--- Start of INPUT ---

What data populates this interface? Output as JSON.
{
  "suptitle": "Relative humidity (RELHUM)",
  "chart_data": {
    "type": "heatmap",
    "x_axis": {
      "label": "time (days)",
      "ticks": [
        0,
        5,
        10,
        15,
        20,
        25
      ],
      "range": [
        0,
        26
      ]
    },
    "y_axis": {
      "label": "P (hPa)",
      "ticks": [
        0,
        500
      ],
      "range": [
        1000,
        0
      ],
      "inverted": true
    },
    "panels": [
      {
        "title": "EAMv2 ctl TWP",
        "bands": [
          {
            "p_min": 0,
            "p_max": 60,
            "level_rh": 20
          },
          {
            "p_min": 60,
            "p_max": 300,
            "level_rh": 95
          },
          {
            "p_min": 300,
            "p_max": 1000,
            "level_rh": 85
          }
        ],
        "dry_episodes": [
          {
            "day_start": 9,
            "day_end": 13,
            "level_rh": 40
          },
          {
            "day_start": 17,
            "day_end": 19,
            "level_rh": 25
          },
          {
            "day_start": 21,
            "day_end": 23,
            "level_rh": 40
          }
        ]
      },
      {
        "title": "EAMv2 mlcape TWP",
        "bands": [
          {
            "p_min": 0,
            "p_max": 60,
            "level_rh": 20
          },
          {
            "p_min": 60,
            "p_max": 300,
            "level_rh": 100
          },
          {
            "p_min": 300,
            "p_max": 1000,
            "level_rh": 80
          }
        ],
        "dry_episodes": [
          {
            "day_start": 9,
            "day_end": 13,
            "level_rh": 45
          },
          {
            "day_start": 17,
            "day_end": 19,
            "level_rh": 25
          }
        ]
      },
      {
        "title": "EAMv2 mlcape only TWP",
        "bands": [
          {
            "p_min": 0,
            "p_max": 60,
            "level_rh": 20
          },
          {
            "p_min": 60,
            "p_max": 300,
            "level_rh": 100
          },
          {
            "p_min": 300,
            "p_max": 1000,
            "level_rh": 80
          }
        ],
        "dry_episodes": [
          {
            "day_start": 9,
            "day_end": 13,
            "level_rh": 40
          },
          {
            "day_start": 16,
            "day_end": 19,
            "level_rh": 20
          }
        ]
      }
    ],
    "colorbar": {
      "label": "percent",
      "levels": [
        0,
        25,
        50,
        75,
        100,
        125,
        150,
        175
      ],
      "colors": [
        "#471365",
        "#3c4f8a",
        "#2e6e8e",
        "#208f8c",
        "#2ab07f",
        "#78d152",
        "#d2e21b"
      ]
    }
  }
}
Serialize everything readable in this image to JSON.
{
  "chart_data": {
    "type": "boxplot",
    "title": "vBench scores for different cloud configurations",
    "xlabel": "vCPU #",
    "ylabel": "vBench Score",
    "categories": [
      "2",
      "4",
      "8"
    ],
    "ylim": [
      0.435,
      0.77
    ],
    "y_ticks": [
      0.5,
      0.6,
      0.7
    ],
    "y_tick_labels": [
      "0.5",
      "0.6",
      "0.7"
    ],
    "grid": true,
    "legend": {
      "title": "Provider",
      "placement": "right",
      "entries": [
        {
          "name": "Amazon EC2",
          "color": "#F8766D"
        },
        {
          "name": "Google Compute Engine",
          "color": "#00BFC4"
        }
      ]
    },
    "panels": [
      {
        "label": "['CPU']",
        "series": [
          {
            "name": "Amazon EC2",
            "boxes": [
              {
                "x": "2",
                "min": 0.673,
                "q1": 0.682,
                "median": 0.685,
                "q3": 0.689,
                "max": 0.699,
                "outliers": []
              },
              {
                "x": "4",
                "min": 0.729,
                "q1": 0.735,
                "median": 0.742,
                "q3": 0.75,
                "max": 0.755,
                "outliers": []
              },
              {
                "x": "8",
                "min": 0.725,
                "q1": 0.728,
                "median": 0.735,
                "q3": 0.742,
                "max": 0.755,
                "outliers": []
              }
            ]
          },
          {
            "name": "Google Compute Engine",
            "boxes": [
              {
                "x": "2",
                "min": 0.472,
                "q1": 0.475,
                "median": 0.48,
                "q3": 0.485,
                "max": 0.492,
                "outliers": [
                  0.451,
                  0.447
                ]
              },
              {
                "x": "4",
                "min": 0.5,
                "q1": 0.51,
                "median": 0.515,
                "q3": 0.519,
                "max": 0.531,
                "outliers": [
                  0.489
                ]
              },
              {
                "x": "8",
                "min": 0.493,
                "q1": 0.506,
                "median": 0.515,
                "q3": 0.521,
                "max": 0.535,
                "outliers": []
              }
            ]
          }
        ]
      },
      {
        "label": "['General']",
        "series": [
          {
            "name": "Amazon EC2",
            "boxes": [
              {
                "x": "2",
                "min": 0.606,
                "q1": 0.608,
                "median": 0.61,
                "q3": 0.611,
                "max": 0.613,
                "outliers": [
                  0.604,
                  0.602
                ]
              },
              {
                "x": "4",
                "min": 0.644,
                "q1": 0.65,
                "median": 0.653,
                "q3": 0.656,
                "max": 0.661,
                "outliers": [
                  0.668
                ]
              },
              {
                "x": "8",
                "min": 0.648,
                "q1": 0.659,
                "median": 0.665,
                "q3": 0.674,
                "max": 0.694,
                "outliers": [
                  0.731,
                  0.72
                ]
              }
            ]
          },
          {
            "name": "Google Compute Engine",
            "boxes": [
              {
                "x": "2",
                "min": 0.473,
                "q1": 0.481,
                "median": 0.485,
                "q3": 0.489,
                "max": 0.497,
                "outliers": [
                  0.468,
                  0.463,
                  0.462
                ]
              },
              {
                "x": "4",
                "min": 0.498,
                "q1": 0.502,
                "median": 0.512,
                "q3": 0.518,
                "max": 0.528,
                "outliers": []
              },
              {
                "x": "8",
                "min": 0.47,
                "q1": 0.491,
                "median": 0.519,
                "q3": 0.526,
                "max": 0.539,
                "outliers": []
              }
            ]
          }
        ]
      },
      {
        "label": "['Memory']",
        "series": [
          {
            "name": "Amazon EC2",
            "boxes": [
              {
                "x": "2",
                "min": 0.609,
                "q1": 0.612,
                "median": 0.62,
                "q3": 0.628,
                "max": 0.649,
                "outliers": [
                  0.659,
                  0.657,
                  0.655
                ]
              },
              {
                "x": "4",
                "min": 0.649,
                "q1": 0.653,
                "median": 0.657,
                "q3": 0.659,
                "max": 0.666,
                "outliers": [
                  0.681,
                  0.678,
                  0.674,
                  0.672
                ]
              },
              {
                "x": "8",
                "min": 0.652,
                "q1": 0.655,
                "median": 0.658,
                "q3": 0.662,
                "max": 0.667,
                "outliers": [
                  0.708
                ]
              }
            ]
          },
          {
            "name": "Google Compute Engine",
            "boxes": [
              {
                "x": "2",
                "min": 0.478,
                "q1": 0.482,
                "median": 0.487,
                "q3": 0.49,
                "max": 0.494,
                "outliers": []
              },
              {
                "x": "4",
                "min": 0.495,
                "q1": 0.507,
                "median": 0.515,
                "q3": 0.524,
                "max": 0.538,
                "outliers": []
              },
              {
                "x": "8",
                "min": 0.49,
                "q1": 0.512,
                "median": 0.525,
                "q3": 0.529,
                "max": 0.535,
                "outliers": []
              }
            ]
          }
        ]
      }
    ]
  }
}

--- End of INPUT ---

• WHAT TO DO:
Reproduce every line of the material above exactly.

• COMPLETED TASK:
What data populates this interface? Output as JSON.
{
  "suptitle": "Relative humidity (RELHUM)",
  "chart_data": {
    "type": "heatmap",
    "x_axis": {
      "label": "time (days)",
      "ticks": [
        0,
        5,
        10,
        15,
        20,
        25
      ],
      "range": [
        0,
        26
      ]
    },
    "y_axis": {
      "label": "P (hPa)",
      "ticks": [
        0,
        500
      ],
      "range": [
        1000,
        0
      ],
      "inverted": true
    },
    "panels": [
      {
        "title": "EAMv2 ctl TWP",
        "bands": [
          {
            "p_min": 0,
            "p_max": 60,
            "level_rh": 20
          },
          {
            "p_min": 60,
            "p_max": 300,
            "level_rh": 95
          },
          {
            "p_min": 300,
            "p_max": 1000,
            "level_rh": 85
          }
        ],
        "dry_episodes": [
          {
            "day_start": 9,
            "day_end": 13,
            "level_rh": 40
          },
          {
            "day_start": 17,
            "day_end": 19,
            "level_rh": 25
          },
          {
            "day_start": 21,
            "day_end": 23,
            "level_rh": 40
          }
        ]
      },
      {
        "title": "EAMv2 mlcape TWP",
        "bands": [
          {
            "p_min": 0,
            "p_max": 60,
            "level_rh": 20
          },
          {
            "p_min": 60,
            "p_max": 300,
            "level_rh": 100
          },
          {
            "p_min": 300,
            "p_max": 1000,
            "level_rh": 80
          }
        ],
        "dry_episodes": [
          {
            "day_start": 9,
            "day_end": 13,
            "level_rh": 45
          },
          {
            "day_start": 17,
            "day_end": 19,
            "level_rh": 25
          }
        ]
      },
      {
        "title": "EAMv2 mlcape only TWP",
        "bands": [
          {
            "p_min": 0,
            "p_max": 60,
            "level_rh": 20
          },
          {
            "p_min": 60,
            "p_max": 300,
            "level_rh": 100
          },
          {
            "p_min": 300,
            "p_max": 1000,
            "level_rh": 80
          }
        ],
        "dry_episodes": [
          {
            "day_start": 9,
            "day_end": 13,
            "level_rh": 40
          },
          {
            "day_start": 16,
            "day_end": 19,
            "level_rh": 20
          }
        ]
      }
    ],
    "colorbar": {
      "label": "percent",
      "levels": [
        0,
        25,
        50,
        75,
        100,
        125,
        150,
        175
      ],
      "colors": [
        "#471365",
        "#3c4f8a",
        "#2e6e8e",
        "#208f8c",
        "#2ab07f",
        "#78d152",
        "#d2e21b"
      ]
    }
  }
}
Serialize everything readable in this image to JSON.
{
  "chart_data": {
    "type": "boxplot",
    "title": "vBench scores for different cloud configurations",
    "xlabel": "vCPU #",
    "ylabel": "vBench Score",
    "categories": [
      "2",
      "4",
      "8"
    ],
    "ylim": [
      0.435,
      0.77
    ],
    "y_ticks": [
      0.5,
      0.6,
      0.7
    ],
    "y_tick_labels": [
      "0.5",
      "0.6",
      "0.7"
    ],
    "grid": true,
    "legend": {
      "title": "Provider",
      "placement": "right",
      "entries": [
        {
          "name": "Amazon EC2",
          "color": "#F8766D"
        },
        {
          "name": "Google Compute Engine",
          "color": "#00BFC4"
        }
      ]
    },
    "panels": [
      {
        "label": "['CPU']",
        "series": [
          {
            "name": "Amazon EC2",
            "boxes": [
              {
                "x": "2",
                "min": 0.673,
                "q1": 0.682,
                "median": 0.685,
                "q3": 0.689,
                "max": 0.699,
                "outliers": []
              },
              {
                "x": "4",
                "min": 0.729,
                "q1": 0.735,
                "median": 0.742,
                "q3": 0.75,
                "max": 0.755,
                "outliers": []
              },
              {
                "x": "8",
                "min": 0.725,
                "q1": 0.728,
                "median": 0.735,
                "q3": 0.742,
                "max": 0.755,
                "outliers": []
              }
            ]
          },
          {
            "name": "Google Compute Engine",
            "boxes": [
              {
                "x": "2",
                "min": 0.472,
                "q1": 0.475,
                "median": 0.48,
                "q3": 0.485,
                "max": 0.492,
                "outliers": [
                  0.451,
                  0.447
                ]
              },
              {
                "x": "4",
                "min": 0.5,
                "q1": 0.51,
                "median": 0.515,
                "q3": 0.519,
                "max": 0.531,
                "outliers": [
                  0.489
                ]
              },
              {
                "x": "8",
                "min": 0.493,
                "q1": 0.506,
                "median": 0.515,
                "q3": 0.521,
                "max": 0.535,
                "outliers": []
              }
            ]
          }
        ]
      },
      {
        "label": "['General']",
        "series": [
          {
            "name": "Amazon EC2",
            "boxes": [
              {
                "x": "2",
                "min": 0.606,
                "q1": 0.608,
                "median": 0.61,
                "q3": 0.611,
                "max": 0.613,
                "outliers": [
                  0.604,
                  0.602
                ]
              },
              {
                "x": "4",
                "min": 0.644,
                "q1": 0.65,
                "median": 0.653,
                "q3": 0.656,
                "max": 0.661,
                "outliers": [
                  0.668
                ]
              },
              {
                "x": "8",
                "min": 0.648,
                "q1": 0.659,
                "median": 0.665,
                "q3": 0.674,
                "max": 0.694,
                "outliers": [
                  0.731,
                  0.72
                ]
              }
            ]
          },
          {
            "name": "Google Compute Engine",
            "boxes": [
              {
                "x": "2",
                "min": 0.473,
                "q1": 0.481,
                "median": 0.485,
                "q3": 0.489,
                "max": 0.497,
                "outliers": [
                  0.468,
                  0.463,
                  0.462
                ]
              },
              {
                "x": "4",
                "min": 0.498,
                "q1": 0.502,
                "median": 0.512,
                "q3": 0.518,
                "max": 0.528,
                "outliers": []
              },
              {
                "x": "8",
                "min": 0.47,
                "q1": 0.491,
                "median": 0.519,
                "q3": 0.526,
                "max": 0.539,
                "outliers": []
              }
            ]
          }
        ]
      },
      {
        "label": "['Memory']",
        "series": [
          {
            "name": "Amazon EC2",
            "boxes": [
              {
                "x": "2",
                "min": 0.609,
                "q1": 0.612,
                "median": 0.62,
                "q3": 0.628,
                "max": 0.649,
                "outliers": [
                  0.659,
                  0.657,
                  0.655
                ]
              },
              {
                "x": "4",
                "min": 0.649,
                "q1": 0.653,
                "median": 0.657,
                "q3": 0.659,
                "max": 0.666,
                "outliers": [
                  0.681,
                  0.678,
                  0.674,
                  0.672
                ]
              },
              {
                "x": "8",
                "min": 0.652,
                "q1": 0.655,
                "median": 0.658,
                "q3": 0.662,
                "max": 0.667,
                "outliers": [
                  0.708
                ]
              }
            ]
          },
          {
            "name": "Google Compute Engine",
            "boxes": [
              {
                "x": "2",
                "min": 0.478,
                "q1": 0.482,
                "median": 0.487,
                "q3": 0.49,
                "max": 0.494,
                "outliers": []
              },
              {
                "x": "4",
                "min": 0.495,
                "q1": 0.507,
                "median": 0.515,
                "q3": 0.524,
                "max": 0.538,
                "outliers": []
              },
              {
                "x": "8",
                "min": 0.49,
                "q1": 0.512,
                "median": 0.525,
                "q3": 0.529,
                "max": 0.535,
                "outliers": []
              }
            ]
          }
        ]
      }
    ]
  }
}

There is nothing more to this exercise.